[Stored data]
━━━━━━━━━━━━━━━━━━━━━━━━━━━━━━

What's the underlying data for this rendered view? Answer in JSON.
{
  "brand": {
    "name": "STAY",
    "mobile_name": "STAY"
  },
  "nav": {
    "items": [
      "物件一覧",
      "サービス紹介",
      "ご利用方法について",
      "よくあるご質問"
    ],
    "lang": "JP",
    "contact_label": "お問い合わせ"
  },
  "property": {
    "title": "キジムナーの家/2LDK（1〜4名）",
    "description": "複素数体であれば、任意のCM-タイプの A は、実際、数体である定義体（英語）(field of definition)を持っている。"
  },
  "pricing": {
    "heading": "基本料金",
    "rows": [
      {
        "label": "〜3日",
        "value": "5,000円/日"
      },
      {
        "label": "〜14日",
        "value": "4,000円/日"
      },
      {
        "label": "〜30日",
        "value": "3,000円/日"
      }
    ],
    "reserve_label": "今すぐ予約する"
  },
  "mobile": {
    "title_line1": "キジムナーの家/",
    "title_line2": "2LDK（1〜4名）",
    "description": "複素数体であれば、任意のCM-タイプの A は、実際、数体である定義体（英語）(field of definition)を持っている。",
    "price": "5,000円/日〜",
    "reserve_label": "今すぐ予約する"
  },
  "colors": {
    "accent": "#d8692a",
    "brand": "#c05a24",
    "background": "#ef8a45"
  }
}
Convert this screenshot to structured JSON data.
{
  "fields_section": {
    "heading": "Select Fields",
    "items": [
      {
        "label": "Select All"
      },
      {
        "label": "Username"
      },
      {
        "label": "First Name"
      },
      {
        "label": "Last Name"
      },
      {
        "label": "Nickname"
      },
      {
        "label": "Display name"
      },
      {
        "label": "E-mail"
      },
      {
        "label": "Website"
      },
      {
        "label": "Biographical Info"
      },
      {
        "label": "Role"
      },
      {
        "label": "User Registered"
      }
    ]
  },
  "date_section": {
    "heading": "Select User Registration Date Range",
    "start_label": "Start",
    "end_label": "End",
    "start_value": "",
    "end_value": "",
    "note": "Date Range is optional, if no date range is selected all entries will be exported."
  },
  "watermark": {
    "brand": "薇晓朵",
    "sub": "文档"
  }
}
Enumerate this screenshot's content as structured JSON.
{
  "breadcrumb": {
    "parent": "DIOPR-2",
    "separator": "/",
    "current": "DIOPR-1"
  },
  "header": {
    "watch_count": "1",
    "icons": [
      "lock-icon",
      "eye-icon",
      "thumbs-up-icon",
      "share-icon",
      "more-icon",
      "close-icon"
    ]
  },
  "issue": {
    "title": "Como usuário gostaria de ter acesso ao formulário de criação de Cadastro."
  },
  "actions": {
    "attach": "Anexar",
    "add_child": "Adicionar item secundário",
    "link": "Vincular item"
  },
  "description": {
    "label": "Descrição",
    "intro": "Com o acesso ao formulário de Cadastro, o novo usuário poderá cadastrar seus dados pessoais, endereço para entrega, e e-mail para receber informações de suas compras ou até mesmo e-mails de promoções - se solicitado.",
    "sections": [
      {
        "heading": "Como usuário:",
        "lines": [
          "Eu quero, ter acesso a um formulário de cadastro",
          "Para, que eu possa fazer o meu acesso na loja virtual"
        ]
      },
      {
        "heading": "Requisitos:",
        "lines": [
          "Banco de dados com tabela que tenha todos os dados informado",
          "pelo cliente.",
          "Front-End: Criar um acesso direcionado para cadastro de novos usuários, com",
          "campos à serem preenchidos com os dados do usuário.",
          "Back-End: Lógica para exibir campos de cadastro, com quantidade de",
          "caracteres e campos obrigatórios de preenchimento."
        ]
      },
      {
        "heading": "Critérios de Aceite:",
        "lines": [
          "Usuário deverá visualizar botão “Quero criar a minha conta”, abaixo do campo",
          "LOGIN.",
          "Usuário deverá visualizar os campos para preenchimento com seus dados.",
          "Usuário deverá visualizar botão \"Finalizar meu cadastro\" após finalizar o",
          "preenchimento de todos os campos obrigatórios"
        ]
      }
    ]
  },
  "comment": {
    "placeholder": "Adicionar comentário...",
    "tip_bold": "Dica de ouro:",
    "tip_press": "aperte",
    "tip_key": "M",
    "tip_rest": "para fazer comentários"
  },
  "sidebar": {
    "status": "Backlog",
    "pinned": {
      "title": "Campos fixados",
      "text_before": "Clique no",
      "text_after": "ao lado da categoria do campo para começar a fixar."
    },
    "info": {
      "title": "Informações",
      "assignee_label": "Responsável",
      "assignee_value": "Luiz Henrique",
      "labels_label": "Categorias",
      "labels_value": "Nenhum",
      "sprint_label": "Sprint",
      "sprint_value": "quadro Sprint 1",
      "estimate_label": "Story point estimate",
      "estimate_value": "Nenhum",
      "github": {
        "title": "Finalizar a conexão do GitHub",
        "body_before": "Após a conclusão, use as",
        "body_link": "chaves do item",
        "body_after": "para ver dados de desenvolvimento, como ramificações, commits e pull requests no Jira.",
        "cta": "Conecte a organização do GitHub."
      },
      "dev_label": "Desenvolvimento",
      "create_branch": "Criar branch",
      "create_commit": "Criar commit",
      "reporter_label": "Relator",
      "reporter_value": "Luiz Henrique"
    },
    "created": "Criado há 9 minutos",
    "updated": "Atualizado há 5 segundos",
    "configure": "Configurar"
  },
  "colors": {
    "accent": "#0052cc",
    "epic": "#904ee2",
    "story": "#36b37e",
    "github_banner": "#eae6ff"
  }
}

━━━━━━━━━━━━━━━━━━━━━━━━━━━━━━

**WHAT THE EXERCISE ASKS:**
List all lines above in which the string "visualizar" appears.

**ANSWER TO THIS EXERCISE:**
          "Usuário deverá visualizar botão “Quero criar a minha conta”, abaixo do campo",
          "Usuário deverá visualizar os campos para preenchimento com seus dados.",
          "Usuário deverá visualizar botão \"Finalizar meu cadastro\" após finalizar o",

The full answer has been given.